**Aim of the exercise**
Convert the data below into a JSON list of strings, one string per line, skipping blank lines and omitting the pictures.
....................
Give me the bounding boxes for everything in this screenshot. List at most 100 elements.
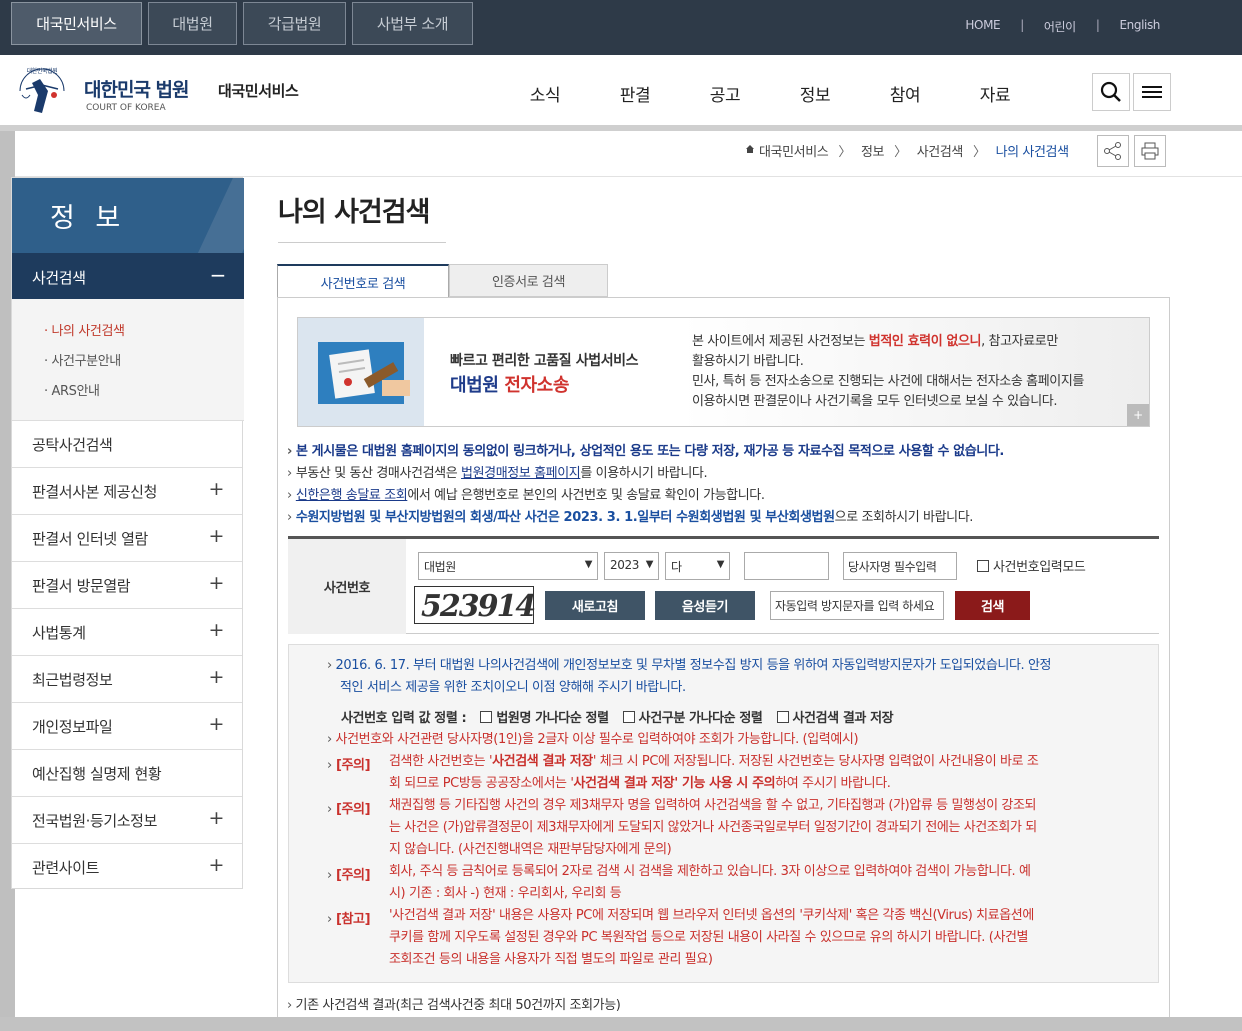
home-link[interactable]: HOME — [965, 18, 1000, 35]
print-button[interactable] — [1134, 135, 1166, 167]
breadcrumb-item[interactable]: 사건검색 — [917, 141, 964, 160]
left-nav-item[interactable]: 사법통계 + — [12, 609, 242, 656]
tab-certificate[interactable]: 인증서로 검색 — [449, 264, 608, 297]
case-type-value: 다 — [671, 560, 682, 574]
submenu-case-guide[interactable]: · 사건구분안내 — [44, 350, 121, 369]
left-nav-item[interactable]: 전국법원·등기소정보 + — [12, 797, 242, 844]
notice-item: › 수원지방법원 및 부산지방법원의 회생/파산 사건은 2023. 3. 1.일… — [287, 506, 973, 525]
left-nav-label: 전국법원·등기소정보 — [32, 812, 157, 830]
previous-results-label: 기존 사건검색 결과(최근 검색사건중 최대 50건까지 조회가능) — [295, 998, 621, 1013]
left-nav-title-text: 정 보 — [50, 203, 127, 234]
auction-link[interactable]: 법원경매정보 홈페이지 — [461, 466, 581, 481]
info-text: 적인 서비스 제공을 위한 조치이오니 이점 양해해 주시기 바랍니다. — [340, 680, 686, 695]
service-name[interactable]: 대국민서비스 — [218, 80, 299, 101]
checkbox[interactable] — [480, 711, 493, 723]
left-nav-label: 판결서사본 제공신청 — [32, 483, 157, 501]
shinhan-link[interactable]: 신한은행 송달료 조회 — [296, 488, 408, 503]
notice-text: 민사, 특허 등 전자소송으로 진행되는 사건에 대해서는 전자소송 홈페이지를 — [692, 374, 1084, 389]
menu-news[interactable]: 소식 — [500, 81, 590, 106]
left-nav-item[interactable]: 판결서 인터넷 열람 + — [12, 515, 242, 562]
top-tab-about[interactable]: 사법부 소개 — [352, 2, 473, 45]
menu-info[interactable]: 정보 — [770, 81, 860, 106]
left-nav-active-item[interactable]: 사건검색 − — [12, 253, 244, 299]
brand-subtitle: COURT OF KOREA — [86, 103, 166, 113]
english-link[interactable]: English — [1119, 18, 1160, 35]
left-nav-item[interactable]: 예산집행 실명제 현황 — [12, 750, 242, 797]
bullet: · — [44, 324, 48, 339]
year-select[interactable]: 2023 ▼ — [604, 552, 659, 580]
search-button[interactable] — [1092, 73, 1130, 111]
checkbox[interactable] — [776, 711, 789, 723]
left-nav: 정 보 사건검색 − · 나의 사건검색 · 사건구분안내 · ARS안내 공탁사… — [11, 177, 244, 891]
case-type-select[interactable]: 다 ▼ — [665, 552, 730, 580]
submenu-label: ARS안내 — [51, 384, 100, 399]
breadcrumb-item[interactable]: 대국민서비스 — [759, 141, 829, 160]
left-nav-label: 최근법령정보 — [32, 671, 113, 689]
menu-resources[interactable]: 자료 — [950, 81, 1040, 106]
left-nav-item[interactable]: 최근법령정보 + — [12, 656, 242, 703]
caution-tag: › [주의] — [327, 754, 371, 773]
breadcrumb-separator: 〉 — [972, 145, 986, 160]
breadcrumb: 대국민서비스 〉 정보 〉 사건검색 〉 나의 사건검색 — [745, 141, 1069, 160]
info-highlight: 사건검색 결과 저장' 기능 사용 시 주의 — [573, 776, 776, 791]
breadcrumb-separator: 〉 — [838, 145, 851, 160]
menu-button[interactable] — [1133, 73, 1171, 111]
mode-checkbox[interactable]: 사건번호입력모드 — [965, 556, 1086, 575]
notice-text: , 참고자료로만 — [981, 334, 1058, 349]
court-logo[interactable]: 대한민국법원 — [12, 61, 72, 121]
checkbox[interactable] — [977, 560, 989, 572]
notice-text: 본 게시물은 대법원 홈페이지의 동의없이 링크하거나, 상업적인 용도 또는 … — [295, 444, 1004, 459]
chevron-down-icon: ▼ — [584, 559, 593, 570]
left-nav-item[interactable]: 관련사이트 + — [12, 844, 242, 891]
bullet: · — [44, 384, 48, 399]
left-nav-item[interactable]: 개인정보파일 + — [12, 703, 242, 750]
ecourt-banner[interactable]: 빠르고 편리한 고품질 사법서비스 대법원 전자소송 본 사이트에서 제공된 사… — [297, 317, 1150, 427]
sort-option-save: 사건검색 결과 저장 — [792, 711, 894, 726]
court-select[interactable]: 대법원 ▼ — [418, 552, 598, 580]
breadcrumb-current[interactable]: 나의 사건검색 — [996, 141, 1069, 160]
reference-label: [참고] — [335, 912, 371, 927]
expand-icon: + — [208, 666, 224, 688]
checkbox[interactable] — [622, 711, 635, 723]
info-highlight: 사건검색 결과 저장 — [492, 754, 593, 769]
caution-label: [주의] — [335, 868, 371, 883]
left-nav-active-label: 사건검색 — [32, 269, 86, 287]
separator: | — [1020, 18, 1024, 32]
banner-more-button[interactable]: + — [1127, 404, 1149, 426]
search-submit-button[interactable]: 검색 — [955, 591, 1030, 620]
refresh-button[interactable]: 새로고침 — [545, 591, 645, 620]
top-tab-courts[interactable]: 각급법원 — [243, 2, 346, 45]
brand-name[interactable]: 대한민국 법원 — [84, 75, 189, 102]
mode-label: 사건번호입력모드 — [993, 560, 1086, 575]
expand-icon: + — [208, 807, 224, 829]
submenu-my-case[interactable]: · 나의 사건검색 — [44, 320, 125, 339]
party-name-input[interactable]: 당사자명 필수입력 — [843, 552, 957, 580]
captcha-input[interactable]: 자동입력 방지문자를 입력 하세요 — [770, 591, 944, 620]
submenu-ars[interactable]: · ARS안내 — [44, 380, 100, 399]
menu-notice[interactable]: 공고 — [680, 81, 770, 106]
left-nav-item[interactable]: 공탁사건검색 — [12, 421, 242, 468]
arrow-icon: › — [327, 802, 332, 817]
left-nav-item[interactable]: 판결서 방문열람 + — [12, 562, 242, 609]
share-icon — [1104, 142, 1121, 160]
top-tab-public-service[interactable]: 대국민서비스 — [11, 2, 142, 45]
menu-judgment[interactable]: 판결 — [590, 81, 680, 106]
listen-button[interactable]: 음성듣기 — [655, 591, 755, 620]
kids-link[interactable]: 어린이 — [1044, 18, 1076, 35]
case-number-input[interactable] — [744, 552, 829, 580]
share-button[interactable] — [1097, 135, 1129, 167]
left-nav-label: 예산집행 실명제 현황 — [32, 765, 162, 783]
info-box: › 2016. 6. 17. 부터 대법원 나의사건검색에 개인정보보호 및 무… — [288, 644, 1159, 983]
left-nav-item[interactable]: 판결서사본 제공신청 + — [12, 468, 242, 515]
left-nav-label: 관련사이트 — [32, 859, 100, 877]
collapse-icon[interactable]: − — [210, 263, 227, 287]
top-tab-supreme-court[interactable]: 대법원 — [148, 2, 237, 45]
breadcrumb-item[interactable]: 정보 — [861, 141, 885, 160]
header: 대한민국법원 대한민국 법원 COURT OF KOREA 대국민서비스 소식 … — [0, 55, 1242, 125]
info-line: › 사건번호와 사건관련 당사자명(1인)을 2글자 이상 필수로 입력하여야 … — [327, 729, 859, 751]
tab-case-number[interactable]: 사건번호로 검색 — [277, 264, 449, 298]
previous-results[interactable]: › 기존 사건검색 결과(최근 검색사건중 최대 50건까지 조회가능) — [287, 994, 621, 1013]
logo-text: 대한민국법원 — [27, 67, 58, 75]
notice-item: › 부동산 및 동산 경매사건검색은 법원경매정보 홈페이지를 이용하시기 바랍니… — [287, 462, 708, 481]
menu-participate[interactable]: 참여 — [860, 81, 950, 106]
....................
**Response to the exercise**
[
  "Give me the bounding boxes for everything in this screenshot. List at most 100 elements.",
  "home-link[interactable]: HOME — [965, 18, 1000, 35]",
  "print-button[interactable] — [1134, 135, 1166, 167]",
  "breadcrumb-item[interactable]: 사건검색 — [917, 141, 964, 160]",
  "left-nav-item[interactable]: 사법통계 + — [12, 609, 242, 656]",
  "tab-certificate[interactable]: 인증서로 검색 — [449, 264, 608, 297]",
  "case-type-value: 다 — [671, 560, 682, 574]",
  "submenu-case-guide[interactable]: · 사건구분안내 — [44, 350, 121, 369]",
  "left-nav-item[interactable]: 전국법원·등기소정보 + — [12, 797, 242, 844]",
  "notice-item: › 수원지방법원 및 부산지방법원의 회생/파산 사건은 2023. 3. 1.일… — [287, 506, 973, 525]",
  "left-nav-label: 전국법원·등기소정보 — [32, 812, 157, 830]",
  "previous-results-label: 기존 사건검색 결과(최근 검색사건중 최대 50건까지 조회가능) — [295, 998, 621, 1013]",
  "left-nav-title-text: 정 보 — [50, 203, 127, 234]",
  "auction-link[interactable]: 법원경매정보 홈페이지 — [461, 466, 581, 481]",
  "info-text: 적인 서비스 제공을 위한 조치이오니 이점 양해해 주시기 바랍니다. — [340, 680, 686, 695]",
  "service-name[interactable]: 대국민서비스 — [218, 80, 299, 101]",
  "checkbox[interactable] — [480, 711, 493, 723]",
  "left-nav-label: 판결서사본 제공신청 — [32, 483, 157, 501]",
  "shinhan-link[interactable]: 신한은행 송달료 조회 — [296, 488, 408, 503]",
  "notice-text: 민사, 특허 등 전자소송으로 진행되는 사건에 대해서는 전자소송 홈페이지를 — [692, 374, 1084, 389]",
  "menu-news[interactable]: 소식 — [500, 81, 590, 106]",
  "left-nav-item[interactable]: 판결서 인터넷 열람 + — [12, 515, 242, 562]",
  "top-tab-about[interactable]: 사법부 소개 — [352, 2, 473, 45]",
  "menu-info[interactable]: 정보 — [770, 81, 860, 106]",
  "left-nav-active-item[interactable]: 사건검색 − — [12, 253, 244, 299]",
  "brand-subtitle: COURT OF KOREA — [86, 103, 166, 113]",
  "english-link[interactable]: English — [1119, 18, 1160, 35]",
  "left-nav-item[interactable]: 예산집행 실명제 현황 — [12, 750, 242, 797]",
  "bullet: · — [44, 324, 48, 339]",
  "year-select[interactable]: 2023 ▼ — [604, 552, 659, 580]",
  "search-button[interactable] — [1092, 73, 1130, 111]",
  "checkbox[interactable] — [776, 711, 789, 723]",
  "left-nav: 정 보 사건검색 − · 나의 사건검색 · 사건구분안내 · ARS안내 공탁사… — [11, 177, 244, 891]",
  "case-type-select[interactable]: 다 ▼ — [665, 552, 730, 580]",
  "submenu-label: ARS안내 — [51, 384, 100, 399]",
  "breadcrumb-item[interactable]: 대국민서비스 — [759, 141, 829, 160]",
  "left-nav-label: 최근법령정보 — [32, 671, 113, 689]",
  "menu-resources[interactable]: 자료 — [950, 81, 1040, 106]",
  "left-nav-item[interactable]: 최근법령정보 + — [12, 656, 242, 703]",
  "caution-tag: › [주의] — [327, 754, 371, 773]",
  "breadcrumb-separator: 〉 — [972, 145, 986, 160]",
  "breadcrumb: 대국민서비스 〉 정보 〉 사건검색 〉 나의 사건검색 — [745, 141, 1069, 160]",
  "info-highlight: 사건검색 결과 저장' 기능 사용 시 주의 — [573, 776, 776, 791]",
  "breadcrumb-separator: 〉 — [838, 145, 851, 160]",
  "menu-button[interactable] — [1133, 73, 1171, 111]",
  "mode-checkbox[interactable]: 사건번호입력모드 — [965, 556, 1086, 575]",
  "notice-text: , 참고자료로만 — [981, 334, 1058, 349]",
  "court-logo[interactable]: 대한민국법원 — [12, 61, 72, 121]",
  "checkbox[interactable] — [977, 560, 989, 572]",
  "notice-text: 본 게시물은 대법원 홈페이지의 동의없이 링크하거나, 상업적인 용도 또는 … — [295, 444, 1004, 459]",
  "chevron-down-icon: ▼ — [584, 559, 593, 570]",
  "left-nav-item[interactable]: 관련사이트 + — [12, 844, 242, 891]",
  "bullet: · — [44, 384, 48, 399]",
  "left-nav-item[interactable]: 개인정보파일 + — [12, 703, 242, 750]",
  "ecourt-banner[interactable]: 빠르고 편리한 고품질 사법서비스 대법원 전자소송 본 사이트에서 제공된 사… — [297, 317, 1150, 427]",
  "sort-option-save: 사건검색 결과 저장 — [792, 711, 894, 726]",
  "court-select[interactable]: 대법원 ▼ — [418, 552, 598, 580]",
  "breadcrumb-current[interactable]: 나의 사건검색 — [996, 141, 1069, 160]",
  "reference-label: [참고] — [335, 912, 371, 927]",
  "expand-icon: + — [208, 666, 224, 688]",
  "checkbox[interactable] — [622, 711, 635, 723]",
  "info-highlight: 사건검색 결과 저장 — [492, 754, 593, 769]",
  "caution-label: [주의] — [335, 868, 371, 883]",
  "left-nav-active-label: 사건검색 — [32, 269, 86, 287]",
  "separator: | — [1020, 18, 1024, 32]",
  "banner-more-button[interactable]: + — [1127, 404, 1149, 426]",
  "search-submit-button[interactable]: 검색 — [955, 591, 1030, 620]",
  "refresh-button[interactable]: 새로고침 — [545, 591, 645, 620]",
  "top-tab-courts[interactable]: 각급법원 — [243, 2, 346, 45]",
  "brand-name[interactable]: 대한민국 법원 — [84, 75, 189, 102]",
  "mode-label: 사건번호입력모드 — [993, 560, 1086, 575]",
  "expand-icon: + — [208, 807, 224, 829]",
  "submenu-my-case[interactable]: · 나의 사건검색 — [44, 320, 125, 339]",
  "party-name-input[interactable]: 당사자명 필수입력 — [843, 552, 957, 580]",
  "captcha-input[interactable]: 자동입력 방지문자를 입력 하세요 — [770, 591, 944, 620]",
  "submenu-ars[interactable]: · ARS안내 — [44, 380, 100, 399]",
  "menu-notice[interactable]: 공고 — [680, 81, 770, 106]",
  "left-nav-item[interactable]: 공탁사건검색 — [12, 421, 242, 468]",
  "arrow-icon: › — [327, 802, 332, 817]",
  "left-nav-item[interactable]: 판결서 방문열람 + — [12, 562, 242, 609]",
  "share-icon — [1104, 142, 1121, 160]",
  "top-tab-public-service[interactable]: 대국민서비스 — [11, 2, 142, 45]",
  "menu-judgment[interactable]: 판결 — [590, 81, 680, 106]",
  "listen-button[interactable]: 음성듣기 — [655, 591, 755, 620]",
  "kids-link[interactable]: 어린이 — [1044, 18, 1076, 35]",
  "case-number-input[interactable] — [744, 552, 829, 580]",
  "share-button[interactable] — [1097, 135, 1129, 167]",
  "left-nav-label: 예산집행 실명제 현황 — [32, 765, 162, 783]",
  "info-box: › 2016. 6. 17. 부터 대법원 나의사건검색에 개인정보보호 및 무… — [288, 644, 1159, 983]",
  "left-nav-item[interactable]: 판결서사본 제공신청 + — [12, 468, 242, 515]",
  "left-nav-label: 관련사이트 — [32, 859, 100, 877]",
  "collapse-icon[interactable]: − — [210, 263, 227, 287]",
  "top-tab-supreme-court[interactable]: 대법원 — [148, 2, 237, 45]",
  "breadcrumb-item[interactable]: 정보 — [861, 141, 885, 160]",
  "header: 대한민국법원 대한민국 법원 COURT OF KOREA 대국민서비스 소식 … — [0, 55, 1242, 125]",
  "info-line: › 사건번호와 사건관련 당사자명(1인)을 2글자 이상 필수로 입력하여야 … — [327, 729, 859, 751]",
  "tab-case-number[interactable]: 사건번호로 검색 — [277, 264, 449, 298]",
  "previous-results[interactable]: › 기존 사건검색 결과(최근 검색사건중 최대 50건까지 조회가능) — [287, 994, 621, 1013]",
  "logo-text: 대한민국법원 — [27, 67, 58, 75]",
  "notice-item: › 부동산 및 동산 경매사건검색은 법원경매정보 홈페이지를 이용하시기 바랍니… — [287, 462, 708, 481]",
  "menu-participate[interactable]: 참여 — [860, 81, 950, 106]"
]